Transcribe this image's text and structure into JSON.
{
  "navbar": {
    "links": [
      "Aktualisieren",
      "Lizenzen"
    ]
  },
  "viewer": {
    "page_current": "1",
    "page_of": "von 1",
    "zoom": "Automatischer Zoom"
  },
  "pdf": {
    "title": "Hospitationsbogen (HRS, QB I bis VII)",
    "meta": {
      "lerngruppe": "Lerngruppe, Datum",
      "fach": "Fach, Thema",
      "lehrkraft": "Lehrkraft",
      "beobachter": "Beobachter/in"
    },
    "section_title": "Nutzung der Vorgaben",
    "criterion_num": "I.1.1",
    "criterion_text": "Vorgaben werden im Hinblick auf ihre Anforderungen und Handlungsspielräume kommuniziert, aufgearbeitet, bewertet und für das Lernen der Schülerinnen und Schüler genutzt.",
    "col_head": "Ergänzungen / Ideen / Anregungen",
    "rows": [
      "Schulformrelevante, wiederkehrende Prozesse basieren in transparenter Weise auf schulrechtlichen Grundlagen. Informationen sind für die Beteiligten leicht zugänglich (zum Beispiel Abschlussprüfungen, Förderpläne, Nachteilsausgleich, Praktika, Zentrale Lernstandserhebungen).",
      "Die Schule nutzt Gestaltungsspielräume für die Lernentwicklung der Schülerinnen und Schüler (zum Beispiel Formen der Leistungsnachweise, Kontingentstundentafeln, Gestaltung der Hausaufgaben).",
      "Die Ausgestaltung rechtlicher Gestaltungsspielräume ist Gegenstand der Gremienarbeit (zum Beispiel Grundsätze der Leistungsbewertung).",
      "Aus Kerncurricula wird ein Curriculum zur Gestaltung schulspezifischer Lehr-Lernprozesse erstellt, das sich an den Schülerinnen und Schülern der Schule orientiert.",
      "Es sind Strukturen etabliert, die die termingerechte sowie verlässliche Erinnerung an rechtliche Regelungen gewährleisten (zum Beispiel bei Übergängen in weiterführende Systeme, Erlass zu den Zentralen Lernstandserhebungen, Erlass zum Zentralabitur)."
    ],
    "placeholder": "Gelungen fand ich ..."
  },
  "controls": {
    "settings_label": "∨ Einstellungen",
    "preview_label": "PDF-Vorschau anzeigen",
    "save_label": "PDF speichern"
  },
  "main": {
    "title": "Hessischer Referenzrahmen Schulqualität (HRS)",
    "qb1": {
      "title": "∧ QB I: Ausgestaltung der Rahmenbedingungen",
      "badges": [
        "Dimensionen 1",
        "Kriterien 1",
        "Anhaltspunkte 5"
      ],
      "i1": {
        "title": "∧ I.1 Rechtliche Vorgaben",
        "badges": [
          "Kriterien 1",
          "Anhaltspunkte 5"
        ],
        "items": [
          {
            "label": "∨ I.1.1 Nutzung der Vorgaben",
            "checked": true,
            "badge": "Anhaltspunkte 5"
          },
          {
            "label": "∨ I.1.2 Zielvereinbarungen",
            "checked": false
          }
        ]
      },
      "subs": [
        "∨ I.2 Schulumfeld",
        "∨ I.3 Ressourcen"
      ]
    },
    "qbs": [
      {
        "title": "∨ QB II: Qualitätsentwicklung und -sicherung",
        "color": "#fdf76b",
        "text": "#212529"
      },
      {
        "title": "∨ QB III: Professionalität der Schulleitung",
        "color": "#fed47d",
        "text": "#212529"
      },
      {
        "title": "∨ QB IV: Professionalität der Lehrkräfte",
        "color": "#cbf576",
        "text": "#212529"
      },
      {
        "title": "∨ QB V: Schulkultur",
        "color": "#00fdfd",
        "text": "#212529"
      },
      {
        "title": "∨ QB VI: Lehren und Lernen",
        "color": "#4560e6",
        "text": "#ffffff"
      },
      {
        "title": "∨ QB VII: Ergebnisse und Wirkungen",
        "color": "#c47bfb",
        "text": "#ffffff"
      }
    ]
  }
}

-----

Give all the entries again exactly; leave none out.

### The solution
Transcribe this image's text and structure into JSON.
{
  "navbar": {
    "links": [
      "Aktualisieren",
      "Lizenzen"
    ]
  },
  "viewer": {
    "page_current": "1",
    "page_of": "von 1",
    "zoom": "Automatischer Zoom"
  },
  "pdf": {
    "title": "Hospitationsbogen (HRS, QB I bis VII)",
    "meta": {
      "lerngruppe": "Lerngruppe, Datum",
      "fach": "Fach, Thema",
      "lehrkraft": "Lehrkraft",
      "beobachter": "Beobachter/in"
    },
    "section_title": "Nutzung der Vorgaben",
    "criterion_num": "I.1.1",
    "criterion_text": "Vorgaben werden im Hinblick auf ihre Anforderungen und Handlungsspielräume kommuniziert, aufgearbeitet, bewertet und für das Lernen der Schülerinnen und Schüler genutzt.",
    "col_head": "Ergänzungen / Ideen / Anregungen",
    "rows": [
      "Schulformrelevante, wiederkehrende Prozesse basieren in transparenter Weise auf schulrechtlichen Grundlagen. Informationen sind für die Beteiligten leicht zugänglich (zum Beispiel Abschlussprüfungen, Förderpläne, Nachteilsausgleich, Praktika, Zentrale Lernstandserhebungen).",
      "Die Schule nutzt Gestaltungsspielräume für die Lernentwicklung der Schülerinnen und Schüler (zum Beispiel Formen der Leistungsnachweise, Kontingentstundentafeln, Gestaltung der Hausaufgaben).",
      "Die Ausgestaltung rechtlicher Gestaltungsspielräume ist Gegenstand der Gremienarbeit (zum Beispiel Grundsätze der Leistungsbewertung).",
      "Aus Kerncurricula wird ein Curriculum zur Gestaltung schulspezifischer Lehr-Lernprozesse erstellt, das sich an den Schülerinnen und Schülern der Schule orientiert.",
      "Es sind Strukturen etabliert, die die termingerechte sowie verlässliche Erinnerung an rechtliche Regelungen gewährleisten (zum Beispiel bei Übergängen in weiterführende Systeme, Erlass zu den Zentralen Lernstandserhebungen, Erlass zum Zentralabitur)."
    ],
    "placeholder": "Gelungen fand ich ..."
  },
  "controls": {
    "settings_label": "∨ Einstellungen",
    "preview_label": "PDF-Vorschau anzeigen",
    "save_label": "PDF speichern"
  },
  "main": {
    "title": "Hessischer Referenzrahmen Schulqualität (HRS)",
    "qb1": {
      "title": "∧ QB I: Ausgestaltung der Rahmenbedingungen",
      "badges": [
        "Dimensionen 1",
        "Kriterien 1",
        "Anhaltspunkte 5"
      ],
      "i1": {
        "title": "∧ I.1 Rechtliche Vorgaben",
        "badges": [
          "Kriterien 1",
          "Anhaltspunkte 5"
        ],
        "items": [
          {
            "label": "∨ I.1.1 Nutzung der Vorgaben",
            "checked": true,
            "badge": "Anhaltspunkte 5"
          },
          {
            "label": "∨ I.1.2 Zielvereinbarungen",
            "checked": false
          }
        ]
      },
      "subs": [
        "∨ I.2 Schulumfeld",
        "∨ I.3 Ressourcen"
      ]
    },
    "qbs": [
      {
        "title": "∨ QB II: Qualitätsentwicklung und -sicherung",
        "color": "#fdf76b",
        "text": "#212529"
      },
      {
        "title": "∨ QB III: Professionalität der Schulleitung",
        "color": "#fed47d",
        "text": "#212529"
      },
      {
        "title": "∨ QB IV: Professionalität der Lehrkräfte",
        "color": "#cbf576",
        "text": "#212529"
      },
      {
        "title": "∨ QB V: Schulkultur",
        "color": "#00fdfd",
        "text": "#212529"
      },
      {
        "title": "∨ QB VI: Lehren und Lernen",
        "color": "#4560e6",
        "text": "#ffffff"
      },
      {
        "title": "∨ QB VII: Ergebnisse und Wirkungen",
        "color": "#c47bfb",
        "text": "#ffffff"
      }
    ]
  }
}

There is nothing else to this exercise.